Give the listing below again in full, exactly as written.

start Data for this exercise

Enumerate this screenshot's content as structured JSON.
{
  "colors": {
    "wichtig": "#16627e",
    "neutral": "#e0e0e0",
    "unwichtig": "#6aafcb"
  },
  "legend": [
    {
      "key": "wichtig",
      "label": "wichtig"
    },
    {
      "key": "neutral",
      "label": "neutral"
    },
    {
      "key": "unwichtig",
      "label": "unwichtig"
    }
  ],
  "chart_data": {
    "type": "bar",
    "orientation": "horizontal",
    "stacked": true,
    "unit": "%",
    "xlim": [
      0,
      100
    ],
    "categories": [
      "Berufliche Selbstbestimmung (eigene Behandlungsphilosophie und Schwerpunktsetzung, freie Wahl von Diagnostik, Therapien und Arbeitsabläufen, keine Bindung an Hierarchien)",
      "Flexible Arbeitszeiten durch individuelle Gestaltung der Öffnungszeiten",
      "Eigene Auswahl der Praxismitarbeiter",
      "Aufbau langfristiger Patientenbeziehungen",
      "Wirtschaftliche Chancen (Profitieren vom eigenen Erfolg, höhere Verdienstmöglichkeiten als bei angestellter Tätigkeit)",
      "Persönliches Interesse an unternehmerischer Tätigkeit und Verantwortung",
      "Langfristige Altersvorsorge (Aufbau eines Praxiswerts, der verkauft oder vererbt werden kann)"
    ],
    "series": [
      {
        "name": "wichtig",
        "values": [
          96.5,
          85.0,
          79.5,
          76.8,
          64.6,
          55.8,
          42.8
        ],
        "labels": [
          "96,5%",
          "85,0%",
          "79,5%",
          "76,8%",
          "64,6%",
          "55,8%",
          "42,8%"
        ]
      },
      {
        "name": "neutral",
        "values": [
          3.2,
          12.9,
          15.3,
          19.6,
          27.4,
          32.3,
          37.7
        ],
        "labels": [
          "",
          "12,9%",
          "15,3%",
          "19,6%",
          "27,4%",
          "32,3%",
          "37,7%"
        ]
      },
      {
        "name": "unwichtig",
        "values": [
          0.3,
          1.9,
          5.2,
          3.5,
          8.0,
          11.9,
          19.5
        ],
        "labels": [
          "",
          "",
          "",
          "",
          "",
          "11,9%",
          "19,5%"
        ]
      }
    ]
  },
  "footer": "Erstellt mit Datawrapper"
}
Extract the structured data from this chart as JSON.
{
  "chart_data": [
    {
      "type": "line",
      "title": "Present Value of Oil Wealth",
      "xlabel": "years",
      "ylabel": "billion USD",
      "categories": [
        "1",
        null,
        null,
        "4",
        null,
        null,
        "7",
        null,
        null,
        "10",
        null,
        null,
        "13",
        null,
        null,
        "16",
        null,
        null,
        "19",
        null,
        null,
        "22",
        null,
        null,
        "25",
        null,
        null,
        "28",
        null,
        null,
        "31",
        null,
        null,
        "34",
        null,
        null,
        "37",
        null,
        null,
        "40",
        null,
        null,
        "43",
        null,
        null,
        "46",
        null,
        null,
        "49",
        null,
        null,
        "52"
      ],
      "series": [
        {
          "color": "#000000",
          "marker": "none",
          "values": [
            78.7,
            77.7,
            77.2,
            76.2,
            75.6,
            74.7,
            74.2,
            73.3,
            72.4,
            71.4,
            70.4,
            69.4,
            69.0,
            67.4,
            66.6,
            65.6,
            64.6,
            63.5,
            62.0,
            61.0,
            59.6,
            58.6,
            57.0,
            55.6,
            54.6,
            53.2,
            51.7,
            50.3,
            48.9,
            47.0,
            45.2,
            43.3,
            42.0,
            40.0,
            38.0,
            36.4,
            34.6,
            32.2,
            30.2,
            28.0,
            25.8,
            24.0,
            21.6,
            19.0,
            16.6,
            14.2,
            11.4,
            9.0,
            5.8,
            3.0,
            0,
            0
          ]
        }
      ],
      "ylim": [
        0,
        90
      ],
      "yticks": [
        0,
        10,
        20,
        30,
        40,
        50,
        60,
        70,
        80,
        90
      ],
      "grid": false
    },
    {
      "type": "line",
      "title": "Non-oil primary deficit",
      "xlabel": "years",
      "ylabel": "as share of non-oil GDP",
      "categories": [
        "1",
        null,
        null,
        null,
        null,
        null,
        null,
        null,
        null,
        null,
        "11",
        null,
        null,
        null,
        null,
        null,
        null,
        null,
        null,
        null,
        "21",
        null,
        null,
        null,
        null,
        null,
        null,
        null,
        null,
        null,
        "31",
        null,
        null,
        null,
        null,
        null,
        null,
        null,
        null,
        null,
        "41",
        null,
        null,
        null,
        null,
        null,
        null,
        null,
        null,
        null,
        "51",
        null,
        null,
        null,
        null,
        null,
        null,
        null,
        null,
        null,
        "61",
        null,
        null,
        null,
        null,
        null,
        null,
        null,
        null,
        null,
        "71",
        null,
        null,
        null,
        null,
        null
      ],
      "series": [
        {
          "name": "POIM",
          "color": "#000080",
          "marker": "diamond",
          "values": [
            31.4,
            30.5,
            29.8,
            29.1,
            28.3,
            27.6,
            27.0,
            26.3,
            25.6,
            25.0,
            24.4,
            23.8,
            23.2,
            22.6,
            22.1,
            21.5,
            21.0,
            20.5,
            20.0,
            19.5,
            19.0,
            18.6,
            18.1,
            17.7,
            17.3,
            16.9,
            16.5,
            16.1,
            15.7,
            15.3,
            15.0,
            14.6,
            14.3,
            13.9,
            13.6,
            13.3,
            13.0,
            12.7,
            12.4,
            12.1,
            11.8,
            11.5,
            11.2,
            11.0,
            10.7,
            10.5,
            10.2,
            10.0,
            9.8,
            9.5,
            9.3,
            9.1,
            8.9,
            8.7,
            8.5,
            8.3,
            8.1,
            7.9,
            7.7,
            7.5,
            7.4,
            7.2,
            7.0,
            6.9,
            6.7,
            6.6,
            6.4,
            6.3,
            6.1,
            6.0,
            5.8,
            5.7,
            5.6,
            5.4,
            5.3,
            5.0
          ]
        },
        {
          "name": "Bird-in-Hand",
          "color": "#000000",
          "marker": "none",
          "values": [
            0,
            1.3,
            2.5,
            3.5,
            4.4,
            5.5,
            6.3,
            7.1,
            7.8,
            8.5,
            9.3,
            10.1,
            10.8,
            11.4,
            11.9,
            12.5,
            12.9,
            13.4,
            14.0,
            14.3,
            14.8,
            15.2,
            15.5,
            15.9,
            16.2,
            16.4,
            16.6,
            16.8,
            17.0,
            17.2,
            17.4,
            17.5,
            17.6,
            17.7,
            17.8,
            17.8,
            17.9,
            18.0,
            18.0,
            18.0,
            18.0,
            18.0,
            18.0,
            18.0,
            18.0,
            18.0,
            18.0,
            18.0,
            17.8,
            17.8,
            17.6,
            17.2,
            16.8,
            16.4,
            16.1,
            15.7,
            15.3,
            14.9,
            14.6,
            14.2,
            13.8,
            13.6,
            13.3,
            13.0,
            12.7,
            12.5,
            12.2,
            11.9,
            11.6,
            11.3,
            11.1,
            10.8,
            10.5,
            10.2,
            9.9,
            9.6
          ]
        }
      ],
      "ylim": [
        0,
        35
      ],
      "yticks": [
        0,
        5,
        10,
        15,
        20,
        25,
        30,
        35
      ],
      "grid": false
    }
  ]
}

end Data for this exercise

Response below -
Enumerate this screenshot's content as structured JSON.
{
  "colors": {
    "wichtig": "#16627e",
    "neutral": "#e0e0e0",
    "unwichtig": "#6aafcb"
  },
  "legend": [
    {
      "key": "wichtig",
      "label": "wichtig"
    },
    {
      "key": "neutral",
      "label": "neutral"
    },
    {
      "key": "unwichtig",
      "label": "unwichtig"
    }
  ],
  "chart_data": {
    "type": "bar",
    "orientation": "horizontal",
    "stacked": true,
    "unit": "%",
    "xlim": [
      0,
      100
    ],
    "categories": [
      "Berufliche Selbstbestimmung (eigene Behandlungsphilosophie und Schwerpunktsetzung, freie Wahl von Diagnostik, Therapien und Arbeitsabläufen, keine Bindung an Hierarchien)",
      "Flexible Arbeitszeiten durch individuelle Gestaltung der Öffnungszeiten",
      "Eigene Auswahl der Praxismitarbeiter",
      "Aufbau langfristiger Patientenbeziehungen",
      "Wirtschaftliche Chancen (Profitieren vom eigenen Erfolg, höhere Verdienstmöglichkeiten als bei angestellter Tätigkeit)",
      "Persönliches Interesse an unternehmerischer Tätigkeit und Verantwortung",
      "Langfristige Altersvorsorge (Aufbau eines Praxiswerts, der verkauft oder vererbt werden kann)"
    ],
    "series": [
      {
        "name": "wichtig",
        "values": [
          96.5,
          85.0,
          79.5,
          76.8,
          64.6,
          55.8,
          42.8
        ],
        "labels": [
          "96,5%",
          "85,0%",
          "79,5%",
          "76,8%",
          "64,6%",
          "55,8%",
          "42,8%"
        ]
      },
      {
        "name": "neutral",
        "values": [
          3.2,
          12.9,
          15.3,
          19.6,
          27.4,
          32.3,
          37.7
        ],
        "labels": [
          "",
          "12,9%",
          "15,3%",
          "19,6%",
          "27,4%",
          "32,3%",
          "37,7%"
        ]
      },
      {
        "name": "unwichtig",
        "values": [
          0.3,
          1.9,
          5.2,
          3.5,
          8.0,
          11.9,
          19.5
        ],
        "labels": [
          "",
          "",
          "",
          "",
          "",
          "11,9%",
          "19,5%"
        ]
      }
    ]
  },
  "footer": "Erstellt mit Datawrapper"
}
Extract the structured data from this chart as JSON.
{
  "chart_data": [
    {
      "type": "line",
      "title": "Present Value of Oil Wealth",
      "xlabel": "years",
      "ylabel": "billion USD",
      "categories": [
        "1",
        null,
        null,
        "4",
        null,
        null,
        "7",
        null,
        null,
        "10",
        null,
        null,
        "13",
        null,
        null,
        "16",
        null,
        null,
        "19",
        null,
        null,
        "22",
        null,
        null,
        "25",
        null,
        null,
        "28",
        null,
        null,
        "31",
        null,
        null,
        "34",
        null,
        null,
        "37",
        null,
        null,
        "40",
        null,
        null,
        "43",
        null,
        null,
        "46",
        null,
        null,
        "49",
        null,
        null,
        "52"
      ],
      "series": [
        {
          "color": "#000000",
          "marker": "none",
          "values": [
            78.7,
            77.7,
            77.2,
            76.2,
            75.6,
            74.7,
            74.2,
            73.3,
            72.4,
            71.4,
            70.4,
            69.4,
            69.0,
            67.4,
            66.6,
            65.6,
            64.6,
            63.5,
            62.0,
            61.0,
            59.6,
            58.6,
            57.0,
            55.6,
            54.6,
            53.2,
            51.7,
            50.3,
            48.9,
            47.0,
            45.2,
            43.3,
            42.0,
            40.0,
            38.0,
            36.4,
            34.6,
            32.2,
            30.2,
            28.0,
            25.8,
            24.0,
            21.6,
            19.0,
            16.6,
            14.2,
            11.4,
            9.0,
            5.8,
            3.0,
            0,
            0
          ]
        }
      ],
      "ylim": [
        0,
        90
      ],
      "yticks": [
        0,
        10,
        20,
        30,
        40,
        50,
        60,
        70,
        80,
        90
      ],
      "grid": false
    },
    {
      "type": "line",
      "title": "Non-oil primary deficit",
      "xlabel": "years",
      "ylabel": "as share of non-oil GDP",
      "categories": [
        "1",
        null,
        null,
        null,
        null,
        null,
        null,
        null,
        null,
        null,
        "11",
        null,
        null,
        null,
        null,
        null,
        null,
        null,
        null,
        null,
        "21",
        null,
        null,
        null,
        null,
        null,
        null,
        null,
        null,
        null,
        "31",
        null,
        null,
        null,
        null,
        null,
        null,
        null,
        null,
        null,
        "41",
        null,
        null,
        null,
        null,
        null,
        null,
        null,
        null,
        null,
        "51",
        null,
        null,
        null,
        null,
        null,
        null,
        null,
        null,
        null,
        "61",
        null,
        null,
        null,
        null,
        null,
        null,
        null,
        null,
        null,
        "71",
        null,
        null,
        null,
        null,
        null
      ],
      "series": [
        {
          "name": "POIM",
          "color": "#000080",
          "marker": "diamond",
          "values": [
            31.4,
            30.5,
            29.8,
            29.1,
            28.3,
            27.6,
            27.0,
            26.3,
            25.6,
            25.0,
            24.4,
            23.8,
            23.2,
            22.6,
            22.1,
            21.5,
            21.0,
            20.5,
            20.0,
            19.5,
            19.0,
            18.6,
            18.1,
            17.7,
            17.3,
            16.9,
            16.5,
            16.1,
            15.7,
            15.3,
            15.0,
            14.6,
            14.3,
            13.9,
            13.6,
            13.3,
            13.0,
            12.7,
            12.4,
            12.1,
            11.8,
            11.5,
            11.2,
            11.0,
            10.7,
            10.5,
            10.2,
            10.0,
            9.8,
            9.5,
            9.3,
            9.1,
            8.9,
            8.7,
            8.5,
            8.3,
            8.1,
            7.9,
            7.7,
            7.5,
            7.4,
            7.2,
            7.0,
            6.9,
            6.7,
            6.6,
            6.4,
            6.3,
            6.1,
            6.0,
            5.8,
            5.7,
            5.6,
            5.4,
            5.3,
            5.0
          ]
        },
        {
          "name": "Bird-in-Hand",
          "color": "#000000",
          "marker": "none",
          "values": [
            0,
            1.3,
            2.5,
            3.5,
            4.4,
            5.5,
            6.3,
            7.1,
            7.8,
            8.5,
            9.3,
            10.1,
            10.8,
            11.4,
            11.9,
            12.5,
            12.9,
            13.4,
            14.0,
            14.3,
            14.8,
            15.2,
            15.5,
            15.9,
            16.2,
            16.4,
            16.6,
            16.8,
            17.0,
            17.2,
            17.4,
            17.5,
            17.6,
            17.7,
            17.8,
            17.8,
            17.9,
            18.0,
            18.0,
            18.0,
            18.0,
            18.0,
            18.0,
            18.0,
            18.0,
            18.0,
            18.0,
            18.0,
            17.8,
            17.8,
            17.6,
            17.2,
            16.8,
            16.4,
            16.1,
            15.7,
            15.3,
            14.9,
            14.6,
            14.2,
            13.8,
            13.6,
            13.3,
            13.0,
            12.7,
            12.5,
            12.2,
            11.9,
            11.6,
            11.3,
            11.1,
            10.8,
            10.5,
            10.2,
            9.9,
            9.6
          ]
        }
      ],
      "ylim": [
        0,
        35
      ],
      "yticks": [
        0,
        5,
        10,
        15,
        20,
        25,
        30,
        35
      ],
      "grid": false
    }
  ]
}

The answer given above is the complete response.